* Work instructions
Count, in the entries, the lines with "tosses". Answer with the number only.

# Record list start

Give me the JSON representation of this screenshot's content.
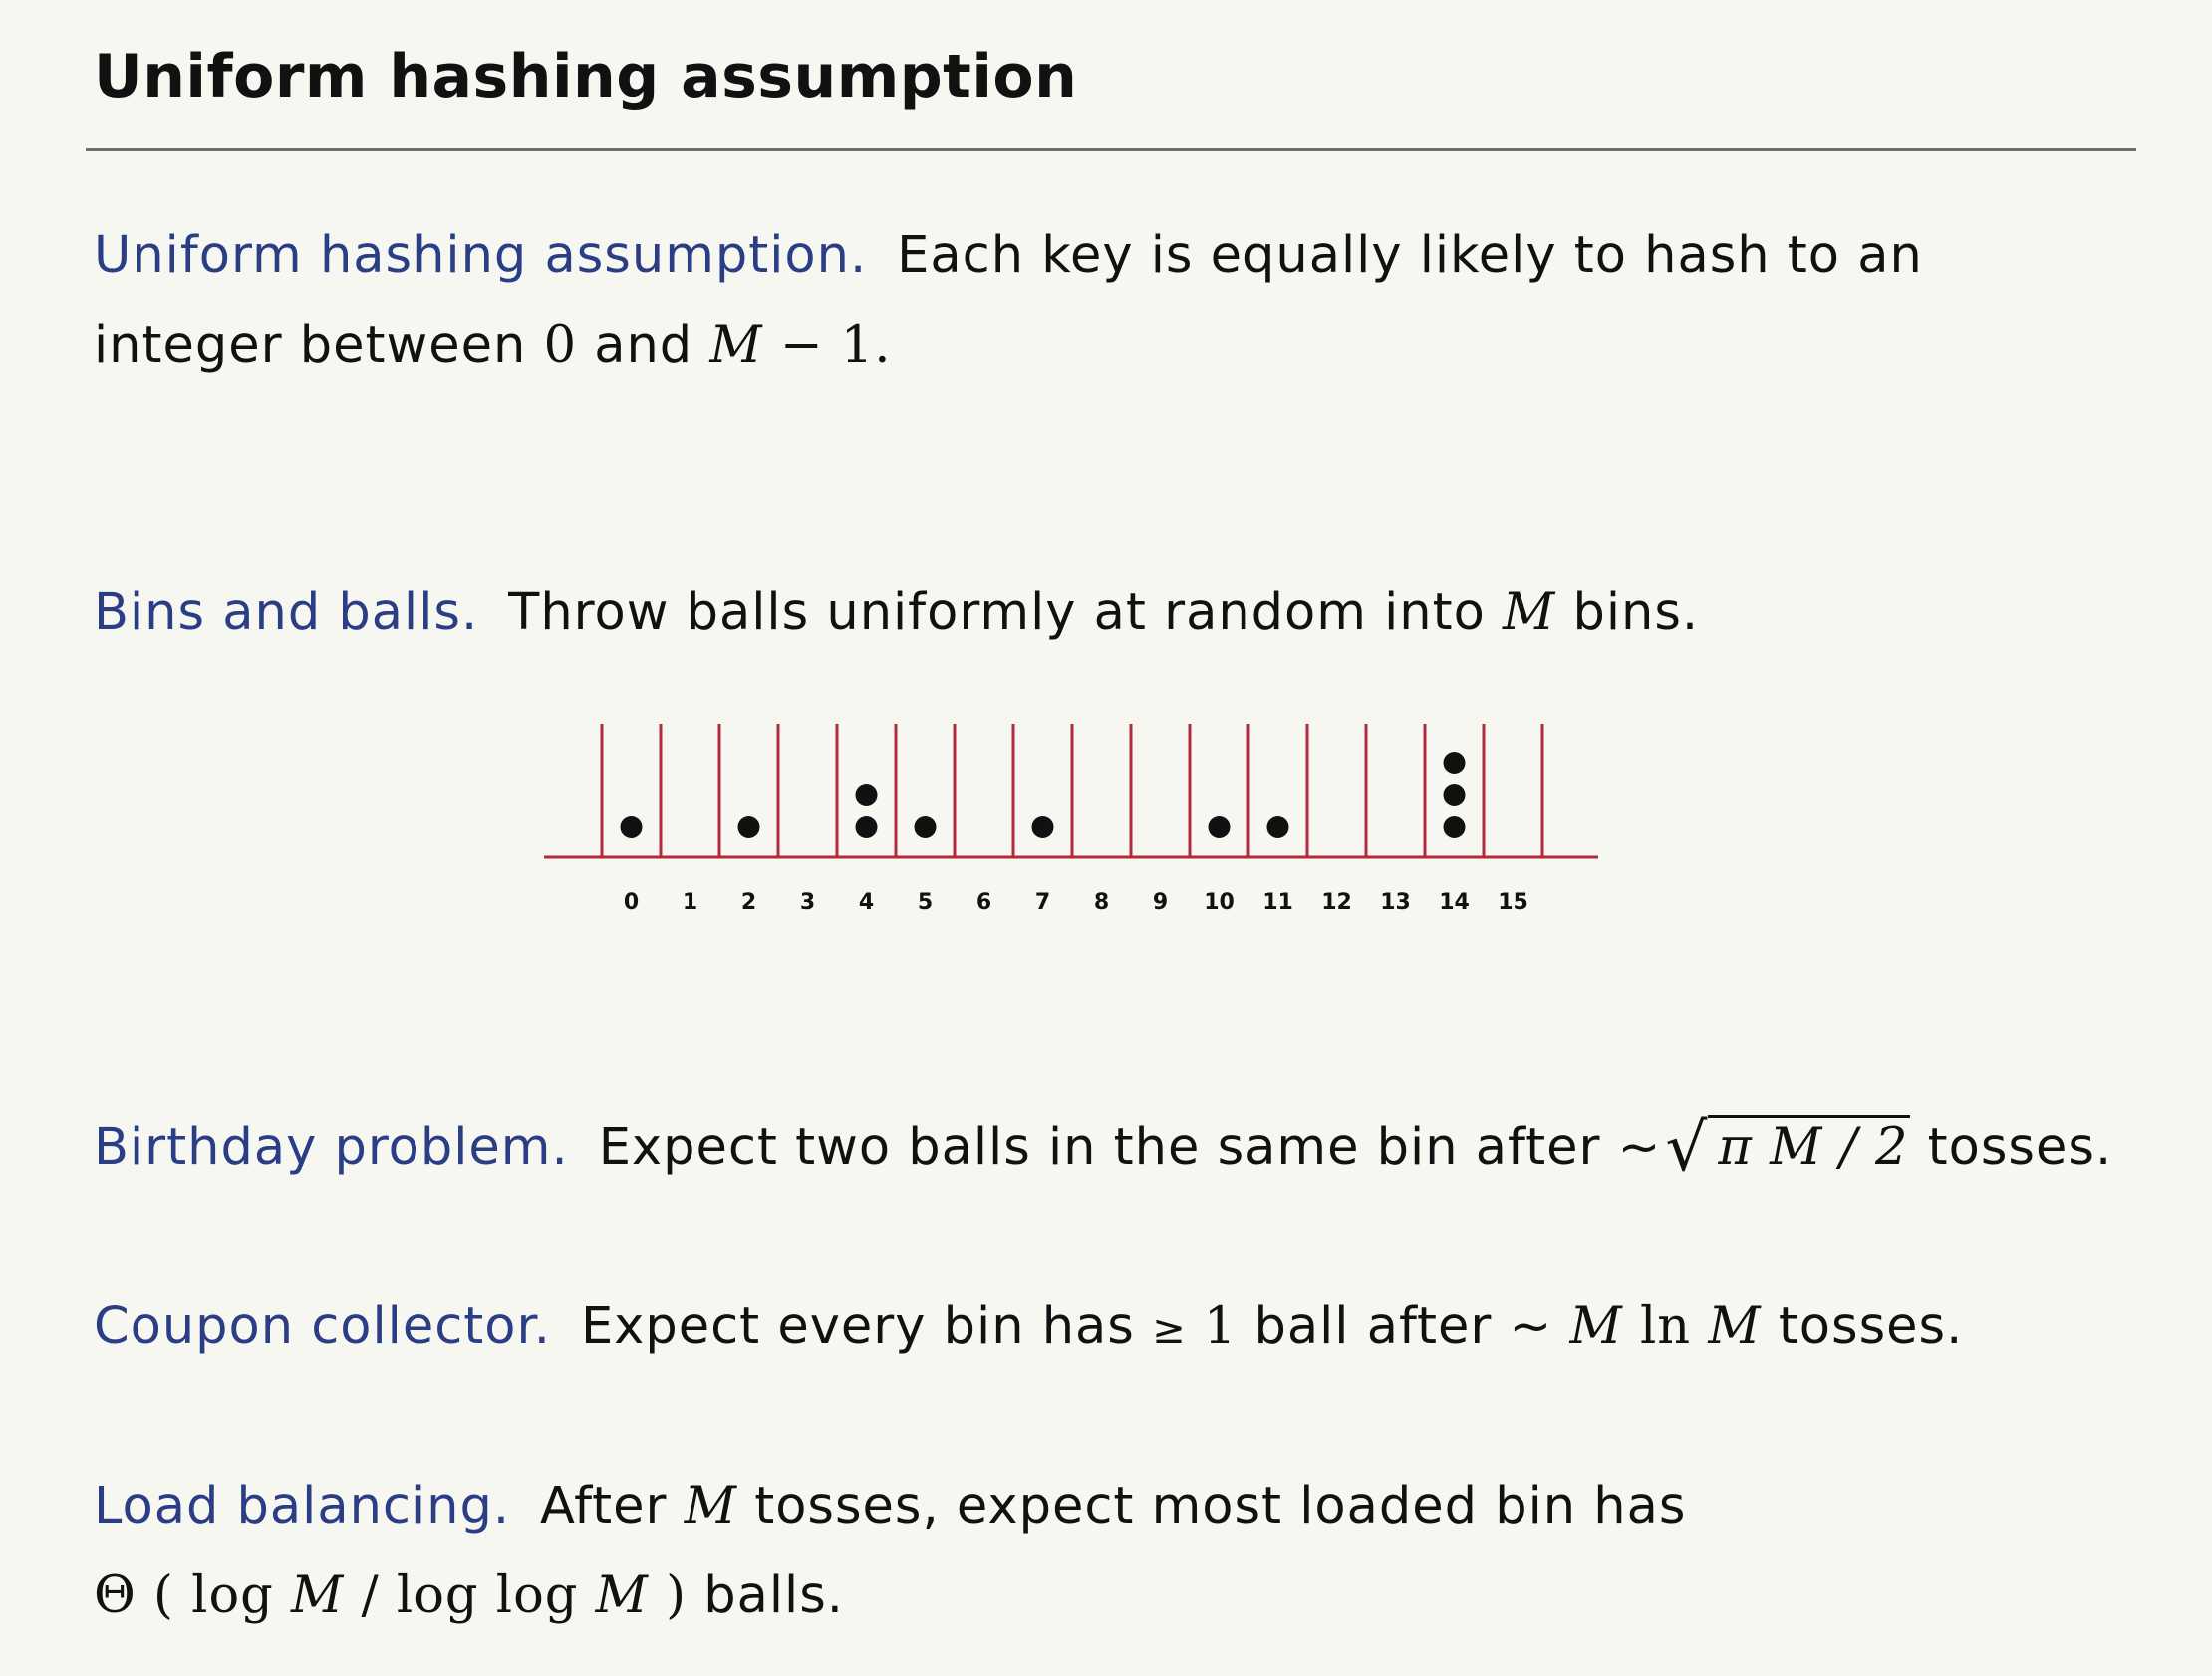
{
  "slide": {
    "title": "Uniform hashing assumption"
  },
  "uniform": {
    "term": "Uniform hashing assumption.",
    "text1": "Each key is equally likely to hash to an",
    "text2_a": "integer between",
    "zero": "0",
    "and": "and",
    "m": "M",
    "minus_one": "− 1."
  },
  "bins": {
    "term": "Bins and balls.",
    "text_a": "Throw balls uniformly at random into",
    "m": "M",
    "text_b": "bins."
  },
  "chart_data": {
    "type": "bar",
    "categories": [
      "0",
      "1",
      "2",
      "3",
      "4",
      "5",
      "6",
      "7",
      "8",
      "9",
      "10",
      "11",
      "12",
      "13",
      "14",
      "15"
    ],
    "values": [
      1,
      0,
      1,
      0,
      2,
      1,
      0,
      1,
      0,
      0,
      1,
      1,
      0,
      0,
      3,
      0
    ],
    "title": "",
    "xlabel": "",
    "ylabel": "",
    "grid": false,
    "colors": {
      "bin_wall": "#b22b3b",
      "ball": "#111111"
    }
  },
  "birthday": {
    "term": "Birthday problem.",
    "text_a": "Expect two balls in the same bin after ~",
    "radicand": "π M / 2",
    "text_b": "tosses."
  },
  "coupon": {
    "term": "Coupon collector.",
    "text_a": "Expect every bin has",
    "geq": "≥",
    "one": "1",
    "text_b": "ball after ~",
    "m1": "M",
    "ln": "ln",
    "m2": "M",
    "text_c": "tosses."
  },
  "load": {
    "term": "Load balancing.",
    "text_a": "After",
    "m": "M",
    "text_b": "tosses, expect most loaded bin has",
    "theta": "Θ",
    "expr_open": "(",
    "log1": "log",
    "m1": "M",
    "slash": "/",
    "log2": "log log",
    "m2": "M",
    "expr_close": ")",
    "text_c": "balls."
  },
  "colors": {
    "term": "#2a3d85",
    "background": "#f7f7f2"
  }
}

# Record list end

* Answer for this exercise
3